* What the exercise asks: Lines that contain "INFLUENCE" are to be counted; give only their number.
-- START Record excerpts --
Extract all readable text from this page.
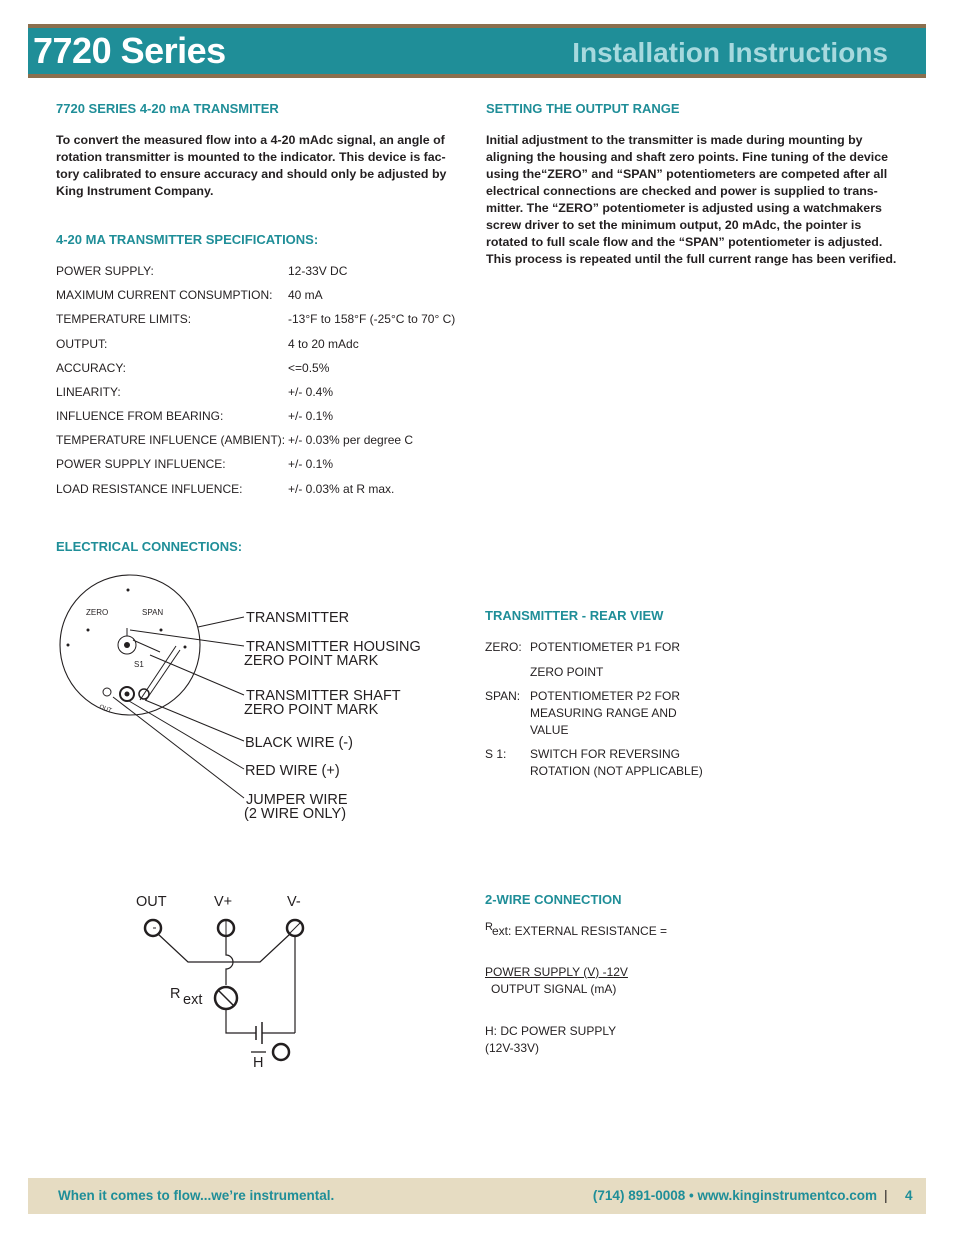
7720 Series	Installation Instructions
7720 SERIES 4-20 mA TRANSMITER
To convert the measured flow into a 4-20 mAdc signal, an angle of
rotation transmitter is mounted to the indicator. This device is fac-
tory calibrated to ensure accuracy and should only be adjusted by
King Instrument Company.
SETTING THE OUTPUT RANGE
Initial adjustment to the transmitter is made during mounting by
aligning the housing and shaft zero points. Fine tuning of the device
using the“ZERO” and “SPAN” potentiometers are competed after all
electrical connections are checked and power is supplied to trans-
mitter. The “ZERO” potentiometer is adjusted using a watchmakers
screw driver to set the minimum output, 20 mAdc, the pointer is
rotated to full scale flow and the “SPAN” potentiometer is adjusted.
This process is repeated until the full current range has been verified.
4-20 MA TRANSMITTER SPECIFICATIONS:
POWER SUPPLY:	12-33V DC
MAXIMUM CURRENT CONSUMPTION: 40 mA
TEMPERATURE LIMITS:	-13°F to 158°F (-25°C to 70° C)
OUTPUT:	4 to 20 mAdc
ACCURACY:	<=0.5%
LINEARITY:	+/- 0.4%
INFLUENCE FROM BEARING:	+/- 0.1%
TEMPERATURE INFLUENCE (AMBIENT): +/- 0.03% per degree C
POWER SUPPLY INFLUENCE:	+/- 0.1%
LOAD RESISTANCE INFLUENCE:	+/- 0.03% at R max.
ELECTRICAL CONNECTIONS:
ZERO	SPAN
S1
OUT
TRANSMITTER
TRANSMITTER HOUSING
ZERO POINT MARK
TRANSMITTER SHAFT
ZERO POINT MARK
BLACK WIRE (-)
RED WIRE (+)
JUMPER WIRE
(2 WIRE ONLY)
TRANSMITTER - REAR VIEW
ZERO: POTENTIOMETER P1 FOR
ZERO POINT
SPAN: POTENTIOMETER P2 FOR MEASURING RANGE AND VALUE
S 1: SWITCH FOR REVERSING ROTATION (NOT APPLICABLE)
OUT	V+	V-
R ext
H
2-WIRE CONNECTION
R ext: EXTERNAL RESISTANCE =
POWER SUPPLY (V) -12V
OUTPUT SIGNAL (mA)
H: DC POWER SUPPLY
(12V-33V)
When it comes to flow...we’re instrumental.	(714) 891-0008 • www.kinginstrumentco.com | 4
-- END Record excerpts --
* Result: 4